Select all lines in the records that include "environs".

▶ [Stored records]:

** Start **

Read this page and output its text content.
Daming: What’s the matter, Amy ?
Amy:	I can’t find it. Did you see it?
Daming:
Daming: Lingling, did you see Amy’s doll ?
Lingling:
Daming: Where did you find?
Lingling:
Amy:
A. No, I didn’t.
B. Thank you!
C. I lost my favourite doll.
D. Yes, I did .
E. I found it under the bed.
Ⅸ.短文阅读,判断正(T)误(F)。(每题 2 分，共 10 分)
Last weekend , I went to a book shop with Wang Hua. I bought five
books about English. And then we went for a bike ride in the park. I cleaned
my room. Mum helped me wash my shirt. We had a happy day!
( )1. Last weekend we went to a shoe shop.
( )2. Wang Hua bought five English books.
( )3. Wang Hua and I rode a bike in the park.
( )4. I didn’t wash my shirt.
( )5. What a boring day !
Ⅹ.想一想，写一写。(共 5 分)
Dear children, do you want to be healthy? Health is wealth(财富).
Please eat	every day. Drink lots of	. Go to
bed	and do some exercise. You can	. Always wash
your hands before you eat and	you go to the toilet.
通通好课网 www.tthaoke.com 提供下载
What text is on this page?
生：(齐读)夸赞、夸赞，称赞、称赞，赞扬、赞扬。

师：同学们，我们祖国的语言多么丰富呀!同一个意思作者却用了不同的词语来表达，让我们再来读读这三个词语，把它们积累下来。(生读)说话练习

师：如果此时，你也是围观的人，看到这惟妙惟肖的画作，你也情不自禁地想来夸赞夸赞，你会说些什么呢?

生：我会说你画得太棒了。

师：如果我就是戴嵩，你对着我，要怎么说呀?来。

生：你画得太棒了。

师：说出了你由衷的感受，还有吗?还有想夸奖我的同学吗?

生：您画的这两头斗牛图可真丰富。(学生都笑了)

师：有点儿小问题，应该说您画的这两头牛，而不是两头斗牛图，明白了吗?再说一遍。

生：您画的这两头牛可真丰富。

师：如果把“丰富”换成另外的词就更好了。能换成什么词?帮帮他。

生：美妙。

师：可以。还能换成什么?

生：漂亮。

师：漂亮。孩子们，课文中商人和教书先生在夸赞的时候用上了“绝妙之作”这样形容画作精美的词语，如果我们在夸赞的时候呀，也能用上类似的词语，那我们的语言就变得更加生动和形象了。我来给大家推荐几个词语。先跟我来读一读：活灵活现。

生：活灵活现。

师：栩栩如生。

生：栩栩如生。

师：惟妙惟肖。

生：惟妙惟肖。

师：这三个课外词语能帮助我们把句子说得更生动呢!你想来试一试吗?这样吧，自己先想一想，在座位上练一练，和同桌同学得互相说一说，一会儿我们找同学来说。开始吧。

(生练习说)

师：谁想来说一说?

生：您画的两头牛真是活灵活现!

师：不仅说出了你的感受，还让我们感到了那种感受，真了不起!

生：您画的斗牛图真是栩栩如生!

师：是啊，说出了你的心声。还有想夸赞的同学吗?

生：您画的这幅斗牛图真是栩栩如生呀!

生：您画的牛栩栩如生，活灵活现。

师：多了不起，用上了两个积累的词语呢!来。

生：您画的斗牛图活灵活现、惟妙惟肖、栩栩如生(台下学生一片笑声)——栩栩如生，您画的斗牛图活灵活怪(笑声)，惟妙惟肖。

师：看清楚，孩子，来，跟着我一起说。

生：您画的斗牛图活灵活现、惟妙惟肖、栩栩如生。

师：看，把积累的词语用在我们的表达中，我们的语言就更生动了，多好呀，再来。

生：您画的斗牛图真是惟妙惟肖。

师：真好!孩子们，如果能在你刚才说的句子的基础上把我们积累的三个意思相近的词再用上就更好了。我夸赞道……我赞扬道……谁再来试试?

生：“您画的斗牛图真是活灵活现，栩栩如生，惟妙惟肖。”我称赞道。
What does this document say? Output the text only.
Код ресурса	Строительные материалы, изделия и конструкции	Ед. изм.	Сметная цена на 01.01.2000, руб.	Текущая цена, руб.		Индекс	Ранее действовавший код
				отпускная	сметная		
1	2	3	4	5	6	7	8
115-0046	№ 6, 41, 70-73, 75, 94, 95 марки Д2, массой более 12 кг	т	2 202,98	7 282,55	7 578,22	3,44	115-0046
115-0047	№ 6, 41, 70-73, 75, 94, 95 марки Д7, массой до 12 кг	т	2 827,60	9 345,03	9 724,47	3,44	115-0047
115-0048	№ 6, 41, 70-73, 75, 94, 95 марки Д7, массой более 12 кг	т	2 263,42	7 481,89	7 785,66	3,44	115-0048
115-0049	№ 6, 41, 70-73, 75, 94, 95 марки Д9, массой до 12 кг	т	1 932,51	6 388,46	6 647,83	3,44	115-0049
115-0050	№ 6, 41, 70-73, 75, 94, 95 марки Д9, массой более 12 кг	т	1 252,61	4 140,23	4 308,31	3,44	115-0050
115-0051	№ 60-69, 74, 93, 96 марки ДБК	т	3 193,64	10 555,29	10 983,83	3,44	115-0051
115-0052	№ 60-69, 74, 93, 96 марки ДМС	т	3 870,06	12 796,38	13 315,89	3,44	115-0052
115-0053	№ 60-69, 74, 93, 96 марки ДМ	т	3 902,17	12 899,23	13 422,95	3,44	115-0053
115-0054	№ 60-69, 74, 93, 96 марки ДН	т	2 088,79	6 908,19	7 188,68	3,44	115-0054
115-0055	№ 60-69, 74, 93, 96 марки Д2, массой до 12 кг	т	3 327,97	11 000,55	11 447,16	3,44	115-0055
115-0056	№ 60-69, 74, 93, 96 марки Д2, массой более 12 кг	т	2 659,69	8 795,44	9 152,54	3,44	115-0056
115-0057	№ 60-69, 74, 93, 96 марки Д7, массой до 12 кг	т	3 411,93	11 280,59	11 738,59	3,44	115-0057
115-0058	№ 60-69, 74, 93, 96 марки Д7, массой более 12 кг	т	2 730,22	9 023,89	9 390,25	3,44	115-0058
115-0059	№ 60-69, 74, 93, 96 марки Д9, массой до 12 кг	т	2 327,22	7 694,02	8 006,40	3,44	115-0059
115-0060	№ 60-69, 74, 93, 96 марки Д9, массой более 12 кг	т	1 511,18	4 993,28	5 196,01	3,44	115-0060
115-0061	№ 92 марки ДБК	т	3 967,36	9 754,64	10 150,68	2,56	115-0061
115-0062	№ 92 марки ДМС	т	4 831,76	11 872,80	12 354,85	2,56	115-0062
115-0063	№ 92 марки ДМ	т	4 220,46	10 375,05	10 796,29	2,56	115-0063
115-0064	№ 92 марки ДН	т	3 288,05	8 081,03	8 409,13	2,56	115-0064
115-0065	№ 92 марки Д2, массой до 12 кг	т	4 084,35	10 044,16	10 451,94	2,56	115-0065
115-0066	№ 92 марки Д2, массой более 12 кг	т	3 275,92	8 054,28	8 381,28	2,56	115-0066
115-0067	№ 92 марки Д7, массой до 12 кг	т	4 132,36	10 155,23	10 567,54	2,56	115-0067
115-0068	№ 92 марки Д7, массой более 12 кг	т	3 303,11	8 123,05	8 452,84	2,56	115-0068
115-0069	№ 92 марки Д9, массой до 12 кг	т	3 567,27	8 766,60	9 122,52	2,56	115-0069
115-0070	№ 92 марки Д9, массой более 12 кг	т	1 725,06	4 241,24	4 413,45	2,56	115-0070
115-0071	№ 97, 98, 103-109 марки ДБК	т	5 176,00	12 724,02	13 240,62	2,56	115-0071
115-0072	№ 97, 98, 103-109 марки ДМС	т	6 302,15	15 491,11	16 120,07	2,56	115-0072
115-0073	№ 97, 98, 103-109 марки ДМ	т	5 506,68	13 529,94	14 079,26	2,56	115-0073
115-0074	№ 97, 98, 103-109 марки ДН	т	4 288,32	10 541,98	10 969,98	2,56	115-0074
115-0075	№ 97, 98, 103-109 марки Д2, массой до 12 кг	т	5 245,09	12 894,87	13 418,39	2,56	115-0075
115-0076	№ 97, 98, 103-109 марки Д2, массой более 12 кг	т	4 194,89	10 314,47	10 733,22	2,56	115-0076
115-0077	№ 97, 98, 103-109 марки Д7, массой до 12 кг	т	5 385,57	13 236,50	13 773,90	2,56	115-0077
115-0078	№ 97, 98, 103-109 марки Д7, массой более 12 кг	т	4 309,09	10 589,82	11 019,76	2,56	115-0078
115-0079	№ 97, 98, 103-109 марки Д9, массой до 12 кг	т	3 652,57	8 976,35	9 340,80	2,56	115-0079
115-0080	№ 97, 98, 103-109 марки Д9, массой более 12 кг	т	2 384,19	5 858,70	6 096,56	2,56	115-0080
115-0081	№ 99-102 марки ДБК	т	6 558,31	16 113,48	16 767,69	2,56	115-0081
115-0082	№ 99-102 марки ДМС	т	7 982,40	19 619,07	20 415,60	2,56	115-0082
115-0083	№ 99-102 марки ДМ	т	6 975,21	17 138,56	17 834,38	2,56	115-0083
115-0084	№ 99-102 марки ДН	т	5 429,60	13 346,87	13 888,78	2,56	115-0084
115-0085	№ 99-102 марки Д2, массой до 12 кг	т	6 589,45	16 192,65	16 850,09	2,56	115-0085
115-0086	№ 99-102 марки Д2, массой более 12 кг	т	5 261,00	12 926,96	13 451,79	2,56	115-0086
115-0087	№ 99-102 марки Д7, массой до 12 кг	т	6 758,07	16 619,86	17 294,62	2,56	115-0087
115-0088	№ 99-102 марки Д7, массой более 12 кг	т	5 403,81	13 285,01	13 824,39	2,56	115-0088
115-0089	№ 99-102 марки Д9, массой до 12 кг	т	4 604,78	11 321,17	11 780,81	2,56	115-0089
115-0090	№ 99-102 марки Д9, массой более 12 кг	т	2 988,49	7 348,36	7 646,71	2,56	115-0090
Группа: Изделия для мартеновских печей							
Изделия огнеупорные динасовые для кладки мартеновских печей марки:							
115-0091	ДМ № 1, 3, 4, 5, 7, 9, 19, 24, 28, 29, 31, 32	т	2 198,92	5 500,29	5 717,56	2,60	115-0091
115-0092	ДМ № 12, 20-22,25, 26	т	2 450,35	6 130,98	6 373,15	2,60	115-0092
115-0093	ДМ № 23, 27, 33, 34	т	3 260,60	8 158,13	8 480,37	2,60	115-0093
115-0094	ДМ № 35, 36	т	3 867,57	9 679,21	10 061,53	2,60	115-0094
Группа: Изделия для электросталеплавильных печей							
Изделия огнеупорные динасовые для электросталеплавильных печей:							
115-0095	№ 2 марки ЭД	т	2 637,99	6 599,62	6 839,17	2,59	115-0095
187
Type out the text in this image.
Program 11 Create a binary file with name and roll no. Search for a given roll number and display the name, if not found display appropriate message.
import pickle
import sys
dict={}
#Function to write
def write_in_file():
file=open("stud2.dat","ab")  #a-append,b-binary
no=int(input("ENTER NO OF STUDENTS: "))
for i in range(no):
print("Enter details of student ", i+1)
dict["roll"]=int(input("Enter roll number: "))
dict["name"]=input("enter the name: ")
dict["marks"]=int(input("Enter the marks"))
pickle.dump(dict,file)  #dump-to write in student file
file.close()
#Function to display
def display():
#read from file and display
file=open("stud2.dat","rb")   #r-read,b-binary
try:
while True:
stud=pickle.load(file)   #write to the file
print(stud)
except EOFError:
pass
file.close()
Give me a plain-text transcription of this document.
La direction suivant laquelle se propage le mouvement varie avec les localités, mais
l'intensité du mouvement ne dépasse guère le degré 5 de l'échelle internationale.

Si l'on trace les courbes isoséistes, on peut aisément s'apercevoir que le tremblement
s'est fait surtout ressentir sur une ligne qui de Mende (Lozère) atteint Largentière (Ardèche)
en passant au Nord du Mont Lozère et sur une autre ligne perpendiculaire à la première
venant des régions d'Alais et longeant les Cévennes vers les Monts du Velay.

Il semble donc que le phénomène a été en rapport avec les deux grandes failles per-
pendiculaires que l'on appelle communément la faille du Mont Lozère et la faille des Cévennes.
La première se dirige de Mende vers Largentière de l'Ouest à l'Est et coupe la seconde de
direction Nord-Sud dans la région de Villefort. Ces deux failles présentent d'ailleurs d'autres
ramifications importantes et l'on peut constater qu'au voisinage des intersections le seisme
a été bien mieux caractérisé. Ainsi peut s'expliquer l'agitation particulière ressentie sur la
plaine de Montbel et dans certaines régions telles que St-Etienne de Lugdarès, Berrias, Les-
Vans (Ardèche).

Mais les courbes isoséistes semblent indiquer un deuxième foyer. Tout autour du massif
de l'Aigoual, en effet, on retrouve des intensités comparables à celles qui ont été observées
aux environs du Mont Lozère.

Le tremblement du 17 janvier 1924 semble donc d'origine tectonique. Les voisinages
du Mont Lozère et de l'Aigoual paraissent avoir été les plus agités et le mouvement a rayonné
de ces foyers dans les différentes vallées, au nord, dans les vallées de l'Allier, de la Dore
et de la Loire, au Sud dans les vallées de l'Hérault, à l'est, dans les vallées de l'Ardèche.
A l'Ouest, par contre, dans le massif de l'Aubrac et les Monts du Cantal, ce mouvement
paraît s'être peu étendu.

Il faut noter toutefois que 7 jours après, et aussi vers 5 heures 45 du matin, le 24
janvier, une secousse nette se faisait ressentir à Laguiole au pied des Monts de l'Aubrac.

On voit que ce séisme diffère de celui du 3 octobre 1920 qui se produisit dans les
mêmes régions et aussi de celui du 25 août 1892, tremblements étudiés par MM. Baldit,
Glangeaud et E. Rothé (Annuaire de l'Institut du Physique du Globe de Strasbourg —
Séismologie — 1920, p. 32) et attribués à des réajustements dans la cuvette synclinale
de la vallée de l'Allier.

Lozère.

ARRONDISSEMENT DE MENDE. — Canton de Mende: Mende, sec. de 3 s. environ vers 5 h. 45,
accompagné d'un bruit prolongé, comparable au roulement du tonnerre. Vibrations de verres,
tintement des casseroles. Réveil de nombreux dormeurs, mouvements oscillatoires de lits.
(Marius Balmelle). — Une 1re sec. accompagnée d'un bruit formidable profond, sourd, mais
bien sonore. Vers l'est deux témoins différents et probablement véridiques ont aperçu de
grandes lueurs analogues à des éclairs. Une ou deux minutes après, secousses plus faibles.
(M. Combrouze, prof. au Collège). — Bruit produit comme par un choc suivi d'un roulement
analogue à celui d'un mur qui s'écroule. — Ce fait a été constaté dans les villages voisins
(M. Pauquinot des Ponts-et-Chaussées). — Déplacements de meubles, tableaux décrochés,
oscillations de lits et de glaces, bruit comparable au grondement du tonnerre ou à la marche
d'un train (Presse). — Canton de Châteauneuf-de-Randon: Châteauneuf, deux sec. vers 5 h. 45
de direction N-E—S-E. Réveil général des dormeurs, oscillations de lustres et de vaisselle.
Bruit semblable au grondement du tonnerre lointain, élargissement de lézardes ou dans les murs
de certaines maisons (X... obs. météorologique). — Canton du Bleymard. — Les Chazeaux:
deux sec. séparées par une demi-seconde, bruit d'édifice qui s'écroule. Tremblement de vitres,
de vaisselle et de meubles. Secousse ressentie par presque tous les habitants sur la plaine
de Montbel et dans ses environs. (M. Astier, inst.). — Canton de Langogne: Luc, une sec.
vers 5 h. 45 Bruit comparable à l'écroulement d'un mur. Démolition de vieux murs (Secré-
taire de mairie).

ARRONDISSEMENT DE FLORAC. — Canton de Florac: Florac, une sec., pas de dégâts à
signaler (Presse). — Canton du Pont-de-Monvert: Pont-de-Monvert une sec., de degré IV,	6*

** End **

▶ [SOLUTION]:
aux environs du Mont Lozère.
de Montbel et dans ses environs. (M. Astier, inst.). — Canton de Langogne: Luc, une sec.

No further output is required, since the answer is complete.